## Stated problem
Answer with one number only: the number of lines that contain "Transaksi".

───── Material for this exercise

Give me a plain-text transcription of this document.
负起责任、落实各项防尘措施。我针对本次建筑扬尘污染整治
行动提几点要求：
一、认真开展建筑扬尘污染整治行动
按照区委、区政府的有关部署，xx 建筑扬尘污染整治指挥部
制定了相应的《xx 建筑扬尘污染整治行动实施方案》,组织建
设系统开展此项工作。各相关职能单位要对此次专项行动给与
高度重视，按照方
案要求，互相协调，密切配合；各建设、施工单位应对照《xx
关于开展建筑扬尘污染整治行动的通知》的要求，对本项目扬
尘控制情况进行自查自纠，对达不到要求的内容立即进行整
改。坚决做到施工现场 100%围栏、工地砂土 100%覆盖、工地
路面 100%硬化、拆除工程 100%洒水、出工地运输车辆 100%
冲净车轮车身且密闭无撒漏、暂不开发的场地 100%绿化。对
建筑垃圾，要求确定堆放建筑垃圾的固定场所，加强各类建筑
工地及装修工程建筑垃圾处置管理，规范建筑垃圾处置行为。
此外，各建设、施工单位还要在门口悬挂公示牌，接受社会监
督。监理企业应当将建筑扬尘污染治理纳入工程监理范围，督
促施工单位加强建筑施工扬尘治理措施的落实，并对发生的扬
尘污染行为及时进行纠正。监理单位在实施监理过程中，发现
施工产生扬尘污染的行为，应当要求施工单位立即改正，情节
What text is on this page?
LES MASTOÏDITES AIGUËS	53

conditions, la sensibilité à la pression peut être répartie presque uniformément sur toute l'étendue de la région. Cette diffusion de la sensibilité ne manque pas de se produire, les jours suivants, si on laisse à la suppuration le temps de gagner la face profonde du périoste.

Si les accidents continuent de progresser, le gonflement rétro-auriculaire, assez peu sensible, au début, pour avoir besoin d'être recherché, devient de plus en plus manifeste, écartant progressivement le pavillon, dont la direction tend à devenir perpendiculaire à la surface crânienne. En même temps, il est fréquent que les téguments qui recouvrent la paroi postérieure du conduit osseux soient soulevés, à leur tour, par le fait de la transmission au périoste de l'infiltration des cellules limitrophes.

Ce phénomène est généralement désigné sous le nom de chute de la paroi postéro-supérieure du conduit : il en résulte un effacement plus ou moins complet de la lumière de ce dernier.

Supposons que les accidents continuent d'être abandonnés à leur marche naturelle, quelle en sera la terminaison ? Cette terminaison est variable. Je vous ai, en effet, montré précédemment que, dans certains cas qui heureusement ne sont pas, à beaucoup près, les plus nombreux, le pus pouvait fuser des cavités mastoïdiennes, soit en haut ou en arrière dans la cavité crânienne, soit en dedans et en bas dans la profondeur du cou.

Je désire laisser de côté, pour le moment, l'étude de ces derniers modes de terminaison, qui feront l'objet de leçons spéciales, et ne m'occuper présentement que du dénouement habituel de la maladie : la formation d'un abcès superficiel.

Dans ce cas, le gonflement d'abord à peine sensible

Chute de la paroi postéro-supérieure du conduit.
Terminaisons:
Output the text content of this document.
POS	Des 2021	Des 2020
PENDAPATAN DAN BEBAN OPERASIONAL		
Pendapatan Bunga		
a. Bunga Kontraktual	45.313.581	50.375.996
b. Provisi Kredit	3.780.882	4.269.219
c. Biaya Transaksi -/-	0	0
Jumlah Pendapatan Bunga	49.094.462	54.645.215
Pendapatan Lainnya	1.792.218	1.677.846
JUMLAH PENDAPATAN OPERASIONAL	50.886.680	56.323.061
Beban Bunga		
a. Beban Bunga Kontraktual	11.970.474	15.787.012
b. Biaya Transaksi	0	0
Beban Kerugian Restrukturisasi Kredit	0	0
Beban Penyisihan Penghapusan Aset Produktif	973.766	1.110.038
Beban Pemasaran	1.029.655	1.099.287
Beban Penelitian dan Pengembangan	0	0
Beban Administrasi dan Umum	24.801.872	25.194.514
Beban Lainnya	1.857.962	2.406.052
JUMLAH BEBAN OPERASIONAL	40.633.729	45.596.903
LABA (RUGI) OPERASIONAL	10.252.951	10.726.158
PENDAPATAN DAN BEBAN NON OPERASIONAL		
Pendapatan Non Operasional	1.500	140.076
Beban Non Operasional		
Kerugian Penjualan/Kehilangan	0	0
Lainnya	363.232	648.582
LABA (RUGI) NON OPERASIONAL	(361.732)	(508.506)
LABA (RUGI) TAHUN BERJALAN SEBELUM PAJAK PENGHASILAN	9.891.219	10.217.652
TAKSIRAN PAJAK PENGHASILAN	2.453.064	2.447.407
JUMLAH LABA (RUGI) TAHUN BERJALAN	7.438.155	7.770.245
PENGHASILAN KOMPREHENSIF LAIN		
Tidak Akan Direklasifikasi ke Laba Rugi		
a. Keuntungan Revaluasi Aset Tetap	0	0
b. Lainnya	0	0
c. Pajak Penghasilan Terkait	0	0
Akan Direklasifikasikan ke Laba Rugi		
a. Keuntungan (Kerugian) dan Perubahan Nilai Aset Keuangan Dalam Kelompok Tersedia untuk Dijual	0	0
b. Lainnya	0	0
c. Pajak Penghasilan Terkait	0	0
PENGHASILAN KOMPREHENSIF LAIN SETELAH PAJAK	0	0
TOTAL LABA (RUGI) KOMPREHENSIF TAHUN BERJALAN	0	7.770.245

──────────

## Correct answer
2